**Stored records:**
══════

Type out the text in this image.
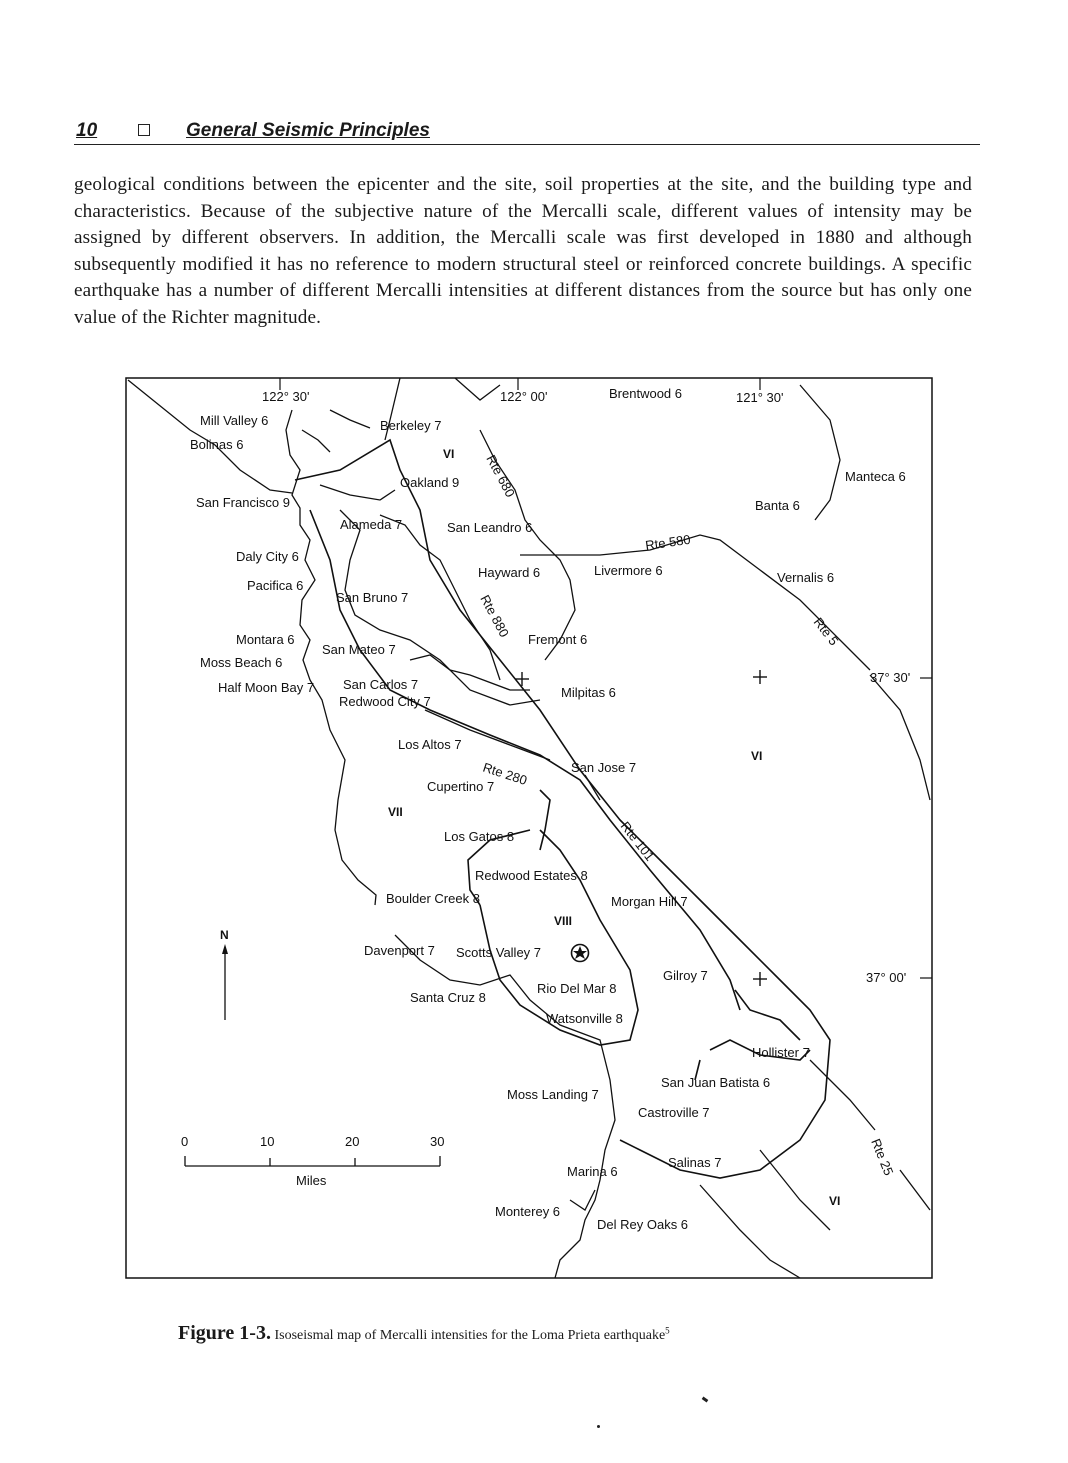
10	General Seismic Principles
geological conditions between the epicenter and the site, soil properties at the site, and the building type and characteristics. Because of the subjective nature of the Mercalli scale, different values of intensity may be assigned by different observers. In addition, the Mercalli scale was first developed in 1880 and although subsequently modified it has no reference to modern structural steel or reinforced concrete buildings. A specific earthquake has a number of different Mercalli intensities at different distances from the source but has only one value of the Richter magnitude.
122° 30'	122° 00'	121° 30'
37° 30'
37° 00'
VI
VI
VI
VII
VIII
Mill Valley 6
Bolinas 6
Berkeley 7
Oakland 9
San Francisco 9
Alameda 7	San Leandro 6
Daly City 6
Pacifica 6
San Bruno 7
Hayward 6	Livermore 6
Montara 6
Moss Beach 6
San Mateo 7
Fremont 6
Half Moon Bay 7 San Carlos 7
Redwood City 7
Milpitas 6
Los Altos 7
San Jose 7
Cupertino 7
Los Gatos 8
Redwood Estates 8
Boulder Creek 8	Morgan Hill 7
Davenport 7 Scotts Valley 7
Gilroy 7
Rio Del Mar 8
Santa Cruz 8
Watsonville 8
Hollister 7
San Juan Batista 6
Moss Landing 7
Castroville 7
Salinas 7
Marina 6
Monterey 6
Del Rey Oaks 6
Brentwood 6
Manteca 6
Banta 6
Vernalis 6
Rte 680
Rte 580
Rte 880	Rte 5
Rte 280
Rte 101
Rte 25
N
0	10	20	30
Miles
Figure 1-3. Isoseismal map of Mercalli intensities for the Loma Prieta earthquake$^5$
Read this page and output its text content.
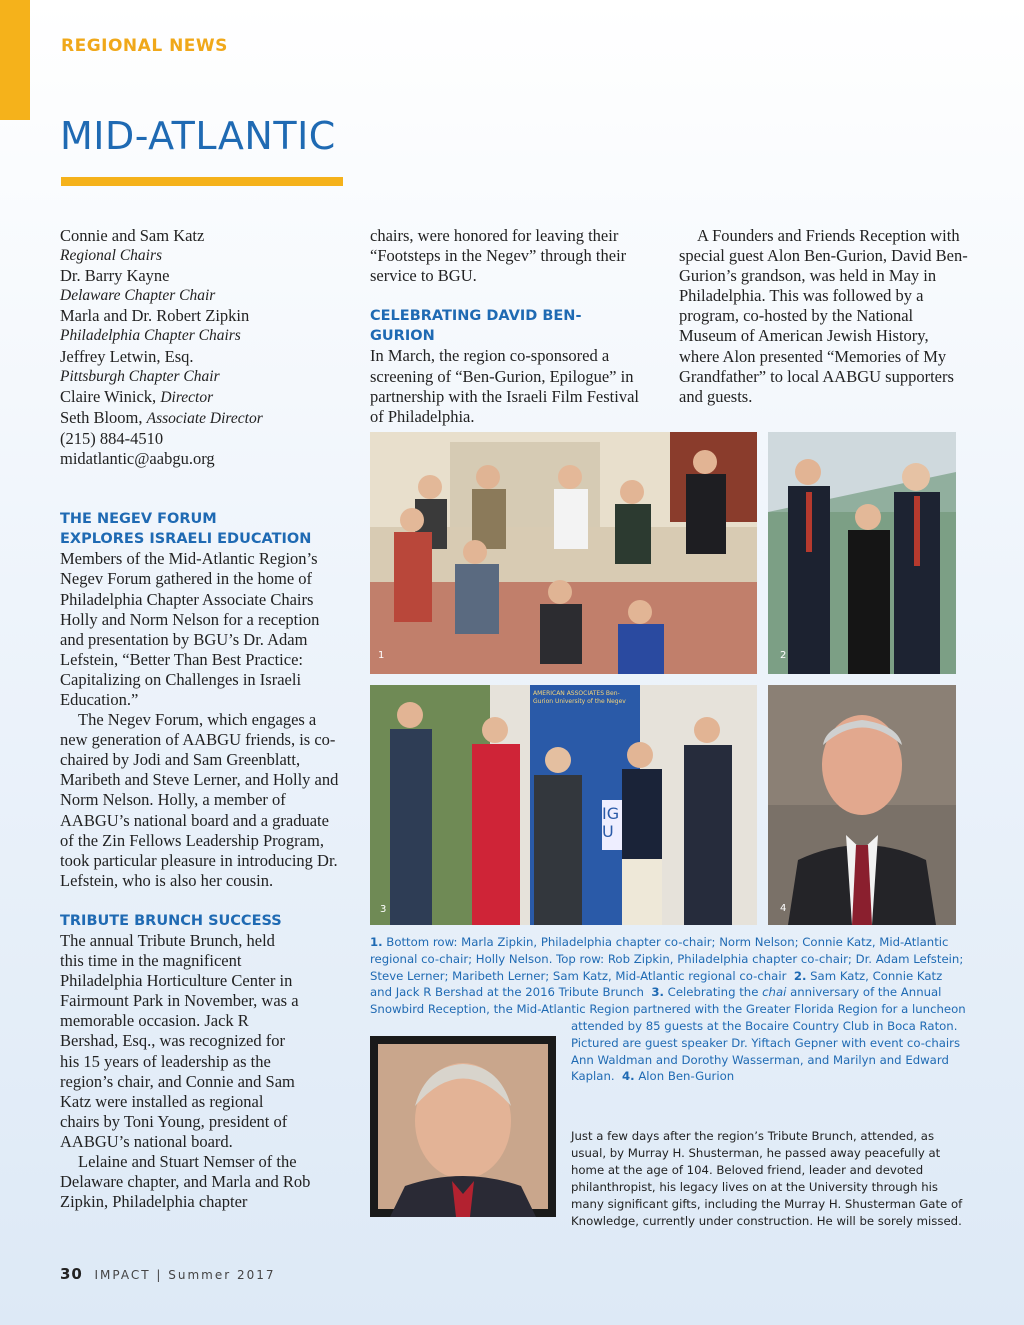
REGIONAL NEWS
MID-ATLANTIC

Connie and Sam Katz

Regional Chairs

Dr. Barry Kayne

Delaware Chapter Chair

Marla and Dr. Robert Zipkin

Philadelphia Chapter Chairs

Jeffrey Letwin, Esq.

Pittsburgh Chapter Chair

Claire Winick, Director

Seth Bloom, Associate Director

(215) 884-4510

midatlantic@aabgu.org

THE NEGEV FORUM
EXPLORES ISRAELI EDUCATION

Members of the Mid-Atlantic Region’s Negev Forum gathered in the home of Philadelphia Chapter Associate Chairs Holly and Norm Nelson for a reception and presentation by BGU’s Dr. Adam Lefstein, “Better Than Best Practice: Capitalizing on Challenges in Israeli Education.”

The Negev Forum, which engages a new generation of AABGU friends, is co-chaired by Jodi and Sam Greenblatt, Maribeth and Steve Lerner, and Holly and Norm Nelson. Holly, a member of AABGU’s national board and a graduate of the Zin Fellows Leadership Program, took particular pleasure in introducing Dr. Lefstein, who is also her cousin.

TRIBUTE BRUNCH SUCCESS

The annual Tribute Brunch, held this time in the magnificent Philadelphia Horticulture Center in Fairmount Park in November, was a memorable occasion. Jack R Bershad, Esq., was recognized for his 15 years of leadership as the region’s chair, and Connie and Sam Katz were installed as regional chairs by Toni Young, president of AABGU’s national board.

Lelaine and Stuart Nemser of the Delaware chapter, and Marla and Rob Zipkin, Philadelphia chapter

chairs, were honored for leaving their “Footsteps in the Negev” through their service to BGU.

CELEBRATING DAVID BEN-GURION

In March, the region co-sponsored a screening of “Ben-Gurion, Epilogue” in partnership with the Israeli Film Festival of Philadelphia.

A Founders and Friends Reception with special guest Alon Ben-Gurion, David Ben-Gurion’s grandson, was held in May in Philadelphia. This was followed by a program, co-hosted by the National Museum of American Jewish History, where Alon presented “Memories of My Grandfather” to local AABGU supporters and guests.

1	2
AMERICAN ASSOCIATES Ben-Gurion University of the Negev
IG U
3	4
1. Bottom row: Marla Zipkin, Philadelphia chapter co-chair; Norm Nelson; Connie Katz, Mid-Atlantic
regional co-chair; Holly Nelson. Top row: Rob Zipkin, Philadelphia chapter co-chair; Dr. Adam Lefstein;
Steve Lerner; Maribeth Lerner; Sam Katz, Mid-Atlantic regional co-chair 2. Sam Katz, Connie Katz
and Jack R Bershad at the 2016 Tribute Brunch 3. Celebrating the chai anniversary of the Annual
Snowbird Reception, the Mid-Atlantic Region partnered with the Greater Florida Region for a luncheon
attended by 85 guests at the Bocaire Country Club in Boca Raton.
Pictured are guest speaker Dr. Yiftach Gepner with event co-chairs
Ann Waldman and Dorothy Wasserman, and Marilyn and Edward
Kaplan. 4. Alon Ben-Gurion
Just a few days after the region’s Tribute Brunch, attended, as usual, by Murray H. Shusterman, he passed away peacefully at home at the age of 104. Beloved friend, leader and devoted philanthropist, his legacy lives on at the University through his many significant gifts, including the Murray H. Shusterman Gate of Knowledge, currently under construction. He will be sorely missed.
30 IMPACT | Summer 2017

══════

**Exercise aim:** Pick out the lines containing the string "Lefstein".

**Answer to the exercise:**
Members of the Mid-Atlantic Region’s Negev Forum gathered in the home of Philadelphia Chapter Associate Chairs Holly and Norm Nelson for a reception and presentation by BGU’s Dr. Adam Lefstein, “Better Than Best Practice: Capitalizing on Challenges in Israeli Education.”
The Negev Forum, which engages a new generation of AABGU friends, is co-chaired by Jodi and Sam Greenblatt, Maribeth and Steve Lerner, and Holly and Norm Nelson. Holly, a member of AABGU’s national board and a graduate of the Zin Fellows Leadership Program, took particular pleasure in introducing Dr. Lefstein, who is also her cousin.
regional co-chair; Holly Nelson. Top row: Rob Zipkin, Philadelphia chapter co-chair; Dr. Adam Lefstein;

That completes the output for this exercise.